[Figure record listings]
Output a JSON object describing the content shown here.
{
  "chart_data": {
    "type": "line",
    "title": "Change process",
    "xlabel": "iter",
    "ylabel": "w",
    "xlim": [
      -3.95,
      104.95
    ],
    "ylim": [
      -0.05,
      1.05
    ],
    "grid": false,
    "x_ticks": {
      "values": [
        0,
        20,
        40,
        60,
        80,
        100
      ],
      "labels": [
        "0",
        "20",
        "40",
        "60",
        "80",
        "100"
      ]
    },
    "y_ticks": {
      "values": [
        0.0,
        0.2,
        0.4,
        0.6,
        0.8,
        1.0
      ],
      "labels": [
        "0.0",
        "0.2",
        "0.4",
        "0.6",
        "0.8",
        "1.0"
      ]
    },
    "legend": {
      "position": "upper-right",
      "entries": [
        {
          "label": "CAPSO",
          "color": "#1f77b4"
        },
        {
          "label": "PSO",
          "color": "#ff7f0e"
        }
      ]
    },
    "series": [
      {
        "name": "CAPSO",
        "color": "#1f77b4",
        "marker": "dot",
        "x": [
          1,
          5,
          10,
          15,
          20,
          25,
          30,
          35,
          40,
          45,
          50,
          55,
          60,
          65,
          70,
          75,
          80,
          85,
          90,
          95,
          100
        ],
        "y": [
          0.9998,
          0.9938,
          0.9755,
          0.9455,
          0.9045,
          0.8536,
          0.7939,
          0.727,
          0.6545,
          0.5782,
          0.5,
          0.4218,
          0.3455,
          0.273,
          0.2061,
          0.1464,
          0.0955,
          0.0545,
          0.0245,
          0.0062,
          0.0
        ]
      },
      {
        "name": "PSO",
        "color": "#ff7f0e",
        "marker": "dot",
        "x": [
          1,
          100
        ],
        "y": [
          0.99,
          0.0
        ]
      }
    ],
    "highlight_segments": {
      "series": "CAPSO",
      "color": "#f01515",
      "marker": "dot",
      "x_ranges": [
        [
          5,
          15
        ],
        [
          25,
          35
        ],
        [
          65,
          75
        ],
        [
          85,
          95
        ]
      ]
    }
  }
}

SHORT TASK:
In full and verbatim, repeat the records given above.

WRITTEN SOLUTION:
Output a JSON object describing the content shown here.
{
  "chart_data": {
    "type": "line",
    "title": "Change process",
    "xlabel": "iter",
    "ylabel": "w",
    "xlim": [
      -3.95,
      104.95
    ],
    "ylim": [
      -0.05,
      1.05
    ],
    "grid": false,
    "x_ticks": {
      "values": [
        0,
        20,
        40,
        60,
        80,
        100
      ],
      "labels": [
        "0",
        "20",
        "40",
        "60",
        "80",
        "100"
      ]
    },
    "y_ticks": {
      "values": [
        0.0,
        0.2,
        0.4,
        0.6,
        0.8,
        1.0
      ],
      "labels": [
        "0.0",
        "0.2",
        "0.4",
        "0.6",
        "0.8",
        "1.0"
      ]
    },
    "legend": {
      "position": "upper-right",
      "entries": [
        {
          "label": "CAPSO",
          "color": "#1f77b4"
        },
        {
          "label": "PSO",
          "color": "#ff7f0e"
        }
      ]
    },
    "series": [
      {
        "name": "CAPSO",
        "color": "#1f77b4",
        "marker": "dot",
        "x": [
          1,
          5,
          10,
          15,
          20,
          25,
          30,
          35,
          40,
          45,
          50,
          55,
          60,
          65,
          70,
          75,
          80,
          85,
          90,
          95,
          100
        ],
        "y": [
          0.9998,
          0.9938,
          0.9755,
          0.9455,
          0.9045,
          0.8536,
          0.7939,
          0.727,
          0.6545,
          0.5782,
          0.5,
          0.4218,
          0.3455,
          0.273,
          0.2061,
          0.1464,
          0.0955,
          0.0545,
          0.0245,
          0.0062,
          0.0
        ]
      },
      {
        "name": "PSO",
        "color": "#ff7f0e",
        "marker": "dot",
        "x": [
          1,
          100
        ],
        "y": [
          0.99,
          0.0
        ]
      }
    ],
    "highlight_segments": {
      "series": "CAPSO",
      "color": "#f01515",
      "marker": "dot",
      "x_ranges": [
        [
          5,
          15
        ],
        [
          25,
          35
        ],
        [
          65,
          75
        ],
        [
          85,
          95
        ]
      ]
    }
  }
}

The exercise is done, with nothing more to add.